= YOUR GOAL =
Nothing in the data should change when you return it, but leave the pictures out.

▼

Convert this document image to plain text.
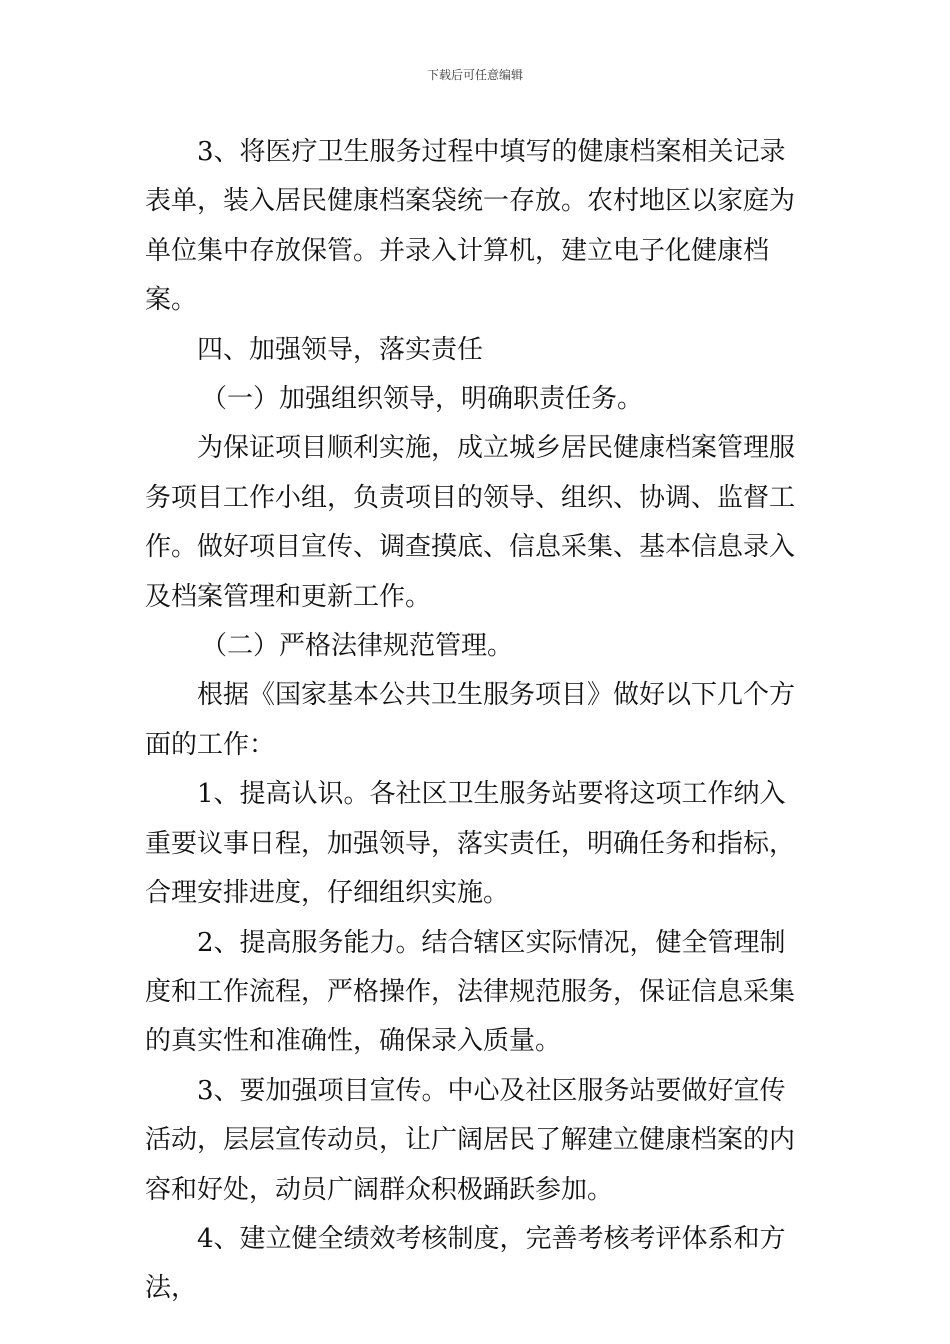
下载后可任意编辑

3、将医疗卫生服务过程中填写的健康档案相关记录表单，装入居民健康档案袋统一存放。农村地区以家庭为单位集中存放保管。并录入计算机，建立电子化健康档案。

四、加强领导，落实责任

（一）加强组织领导，明确职责任务。

为保证项目顺利实施，成立城乡居民健康档案管理服务项目工作小组，负责项目的领导、组织、协调、监督工作。做好项目宣传、调查摸底、信息采集、基本信息录入及档案管理和更新工作。

（二）严格法律规范管理。

根据《国家基本公共卫生服务项目》做好以下几个方面的工作：

1、提高认识。各社区卫生服务站要将这项工作纳入重要议事日程，加强领导，落实责任，明确任务和指标，合理安排进度，仔细组织实施。

2、提高服务能力。结合辖区实际情况，健全管理制度和工作流程，严格操作，法律规范服务，保证信息采集的真实性和准确性，确保录入质量。

3、要加强项目宣传。中心及社区服务站要做好宣传活动，层层宣传动员，让广阔居民了解建立健康档案的内容和好处，动员广阔群众积极踊跃参加。

4、建立健全绩效考核制度，完善考核考评体系和方法，
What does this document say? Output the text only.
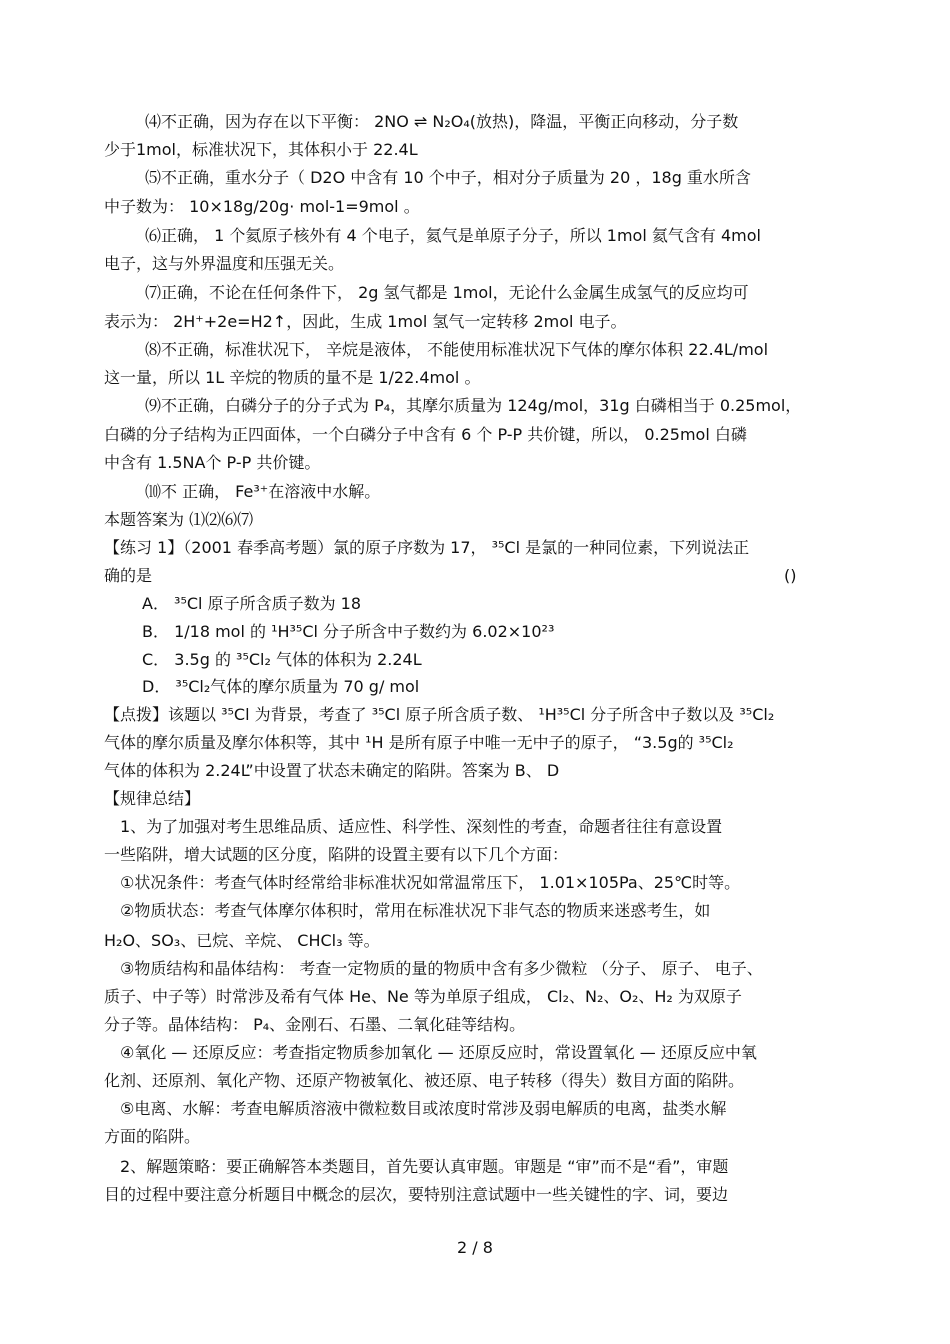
⑷不正确，因为存在以下平衡： 2NO ⇌ N₂O₄(放热)，降温，平衡正向移动，分子数
少于1mol，标准状况下，其体积小于 22.4L
⑸不正确，重水分子（ D2O 中含有 10 个中子，相对分子质量为 20 ，18g 重水所含
中子数为： 10×18g/20g· mol-1=9mol 。
⑹正确， 1 个氦原子核外有 4 个电子，氦气是单原子分子，所以 1mol 氦气含有 4mol
电子，这与外界温度和压强无关。
⑺正确，不论在任何条件下， 2g 氢气都是 1mol，无论什么金属生成氢气的反应均可
表示为： 2H⁺+2e=H2↑，因此，生成 1mol 氢气一定转移 2mol 电子。
⑻不正确，标准状况下， 辛烷是液体， 不能使用标准状况下气体的摩尔体积 22.4L/mol
这一量，所以 1L 辛烷的物质的量不是 1/22.4mol 。
⑼不正确，白磷分子的分子式为 P₄，其摩尔质量为 124g/mol，31g 白磷相当于 0.25mol，
白磷的分子结构为正四面体，一个白磷分子中含有 6 个 P-P 共价键，所以， 0.25mol 白磷
中含有 1.5NA个 P-P 共价键。
⑽不 正确， Fe³⁺在溶液中水解。
本题答案为 ⑴⑵⑹⑺
【练习 1】（2001 春季高考题）氯的原子序数为 17， ³⁵Cl 是氯的一种同位素，下列说法正
确的是	()
A． ³⁵Cl 原子所含质子数为 18
B． 1/18 mol 的 ¹H³⁵Cl 分子所含中子数约为 6.02×10²³
C． 3.5g 的 ³⁵Cl₂ 气体的体积为 2.24L
D． ³⁵Cl₂气体的摩尔质量为 70 g/ mol
【点拨】该题以 ³⁵Cl 为背景，考查了 ³⁵Cl 原子所含质子数、 ¹H³⁵Cl 分子所含中子数以及 ³⁵Cl₂
气体的摩尔质量及摩尔体积等，其中 ¹H 是所有原子中唯一无中子的原子， “3.5g的 ³⁵Cl₂
气体的体积为 2.24L”中设置了状态未确定的陷阱。答案为 B、 D
【规律总结】
1、为了加强对考生思维品质、适应性、科学性、深刻性的考查，命题者往往有意设置
一些陷阱，增大试题的区分度，陷阱的设置主要有以下几个方面：
①状况条件：考查气体时经常给非标准状况如常温常压下， 1.01×105Pa、25℃时等。
②物质状态：考查气体摩尔体积时，常用在标准状况下非气态的物质来迷惑考生，如
H₂O、SO₃、已烷、辛烷、 CHCl₃ 等。
③物质结构和晶体结构： 考查一定物质的量的物质中含有多少微粒 （分子、 原子、 电子、
质子、中子等）时常涉及希有气体 He、Ne 等为单原子组成， Cl₂、N₂、O₂、H₂ 为双原子
分子等。晶体结构： P₄、金刚石、石墨、二氧化硅等结构。
④氧化 — 还原反应：考查指定物质参加氧化 — 还原反应时，常设置氧化 — 还原反应中氧
化剂、还原剂、氧化产物、还原产物被氧化、被还原、电子转移（得失）数目方面的陷阱。
⑤电离、水解：考查电解质溶液中微粒数目或浓度时常涉及弱电解质的电离，盐类水解
方面的陷阱。
2、解题策略：要正确解答本类题目，首先要认真审题。审题是 “审”而不是“看”，审题
目的过程中要注意分析题目中概念的层次，要特别注意试题中一些关键性的字、词，要边
2 / 8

▲

= ANSWER TO THIS EXERCISE =
Convert this document image to plain text.
下载后可任意编辑

3、将医疗卫生服务过程中填写的健康档案相关记录表单，装入居民健康档案袋统一存放。农村地区以家庭为单位集中存放保管。并录入计算机，建立电子化健康档案。

四、加强领导，落实责任

（一）加强组织领导，明确职责任务。

为保证项目顺利实施，成立城乡居民健康档案管理服务项目工作小组，负责项目的领导、组织、协调、监督工作。做好项目宣传、调查摸底、信息采集、基本信息录入及档案管理和更新工作。

（二）严格法律规范管理。

根据《国家基本公共卫生服务项目》做好以下几个方面的工作：

1、提高认识。各社区卫生服务站要将这项工作纳入重要议事日程，加强领导，落实责任，明确任务和指标，合理安排进度，仔细组织实施。

2、提高服务能力。结合辖区实际情况，健全管理制度和工作流程，严格操作，法律规范服务，保证信息采集的真实性和准确性，确保录入质量。

3、要加强项目宣传。中心及社区服务站要做好宣传活动，层层宣传动员，让广阔居民了解建立健康档案的内容和好处，动员广阔群众积极踊跃参加。

4、建立健全绩效考核制度，完善考核考评体系和方法，
What does this document say? Output the text only.
⑷不正确，因为存在以下平衡： 2NO ⇌ N₂O₄(放热)，降温，平衡正向移动，分子数
少于1mol，标准状况下，其体积小于 22.4L
⑸不正确，重水分子（ D2O 中含有 10 个中子，相对分子质量为 20 ，18g 重水所含
中子数为： 10×18g/20g· mol-1=9mol 。
⑹正确， 1 个氦原子核外有 4 个电子，氦气是单原子分子，所以 1mol 氦气含有 4mol
电子，这与外界温度和压强无关。
⑺正确，不论在任何条件下， 2g 氢气都是 1mol，无论什么金属生成氢气的反应均可
表示为： 2H⁺+2e=H2↑，因此，生成 1mol 氢气一定转移 2mol 电子。
⑻不正确，标准状况下， 辛烷是液体， 不能使用标准状况下气体的摩尔体积 22.4L/mol
这一量，所以 1L 辛烷的物质的量不是 1/22.4mol 。
⑼不正确，白磷分子的分子式为 P₄，其摩尔质量为 124g/mol，31g 白磷相当于 0.25mol，
白磷的分子结构为正四面体，一个白磷分子中含有 6 个 P-P 共价键，所以， 0.25mol 白磷
中含有 1.5NA个 P-P 共价键。
⑽不 正确， Fe³⁺在溶液中水解。
本题答案为 ⑴⑵⑹⑺
【练习 1】（2001 春季高考题）氯的原子序数为 17， ³⁵Cl 是氯的一种同位素，下列说法正
确的是	()
A． ³⁵Cl 原子所含质子数为 18
B． 1/18 mol 的 ¹H³⁵Cl 分子所含中子数约为 6.02×10²³
C． 3.5g 的 ³⁵Cl₂ 气体的体积为 2.24L
D． ³⁵Cl₂气体的摩尔质量为 70 g/ mol
【点拨】该题以 ³⁵Cl 为背景，考查了 ³⁵Cl 原子所含质子数、 ¹H³⁵Cl 分子所含中子数以及 ³⁵Cl₂
气体的摩尔质量及摩尔体积等，其中 ¹H 是所有原子中唯一无中子的原子， “3.5g的 ³⁵Cl₂
气体的体积为 2.24L”中设置了状态未确定的陷阱。答案为 B、 D
【规律总结】
1、为了加强对考生思维品质、适应性、科学性、深刻性的考查，命题者往往有意设置
一些陷阱，增大试题的区分度，陷阱的设置主要有以下几个方面：
①状况条件：考查气体时经常给非标准状况如常温常压下， 1.01×105Pa、25℃时等。
②物质状态：考查气体摩尔体积时，常用在标准状况下非气态的物质来迷惑考生，如
H₂O、SO₃、已烷、辛烷、 CHCl₃ 等。
③物质结构和晶体结构： 考查一定物质的量的物质中含有多少微粒 （分子、 原子、 电子、
质子、中子等）时常涉及希有气体 He、Ne 等为单原子组成， Cl₂、N₂、O₂、H₂ 为双原子
分子等。晶体结构： P₄、金刚石、石墨、二氧化硅等结构。
④氧化 — 还原反应：考查指定物质参加氧化 — 还原反应时，常设置氧化 — 还原反应中氧
化剂、还原剂、氧化产物、还原产物被氧化、被还原、电子转移（得失）数目方面的陷阱。
⑤电离、水解：考查电解质溶液中微粒数目或浓度时常涉及弱电解质的电离，盐类水解
方面的陷阱。
2、解题策略：要正确解答本类题目，首先要认真审题。审题是 “审”而不是“看”，审题
目的过程中要注意分析题目中概念的层次，要特别注意试题中一些关键性的字、词，要边
2 / 8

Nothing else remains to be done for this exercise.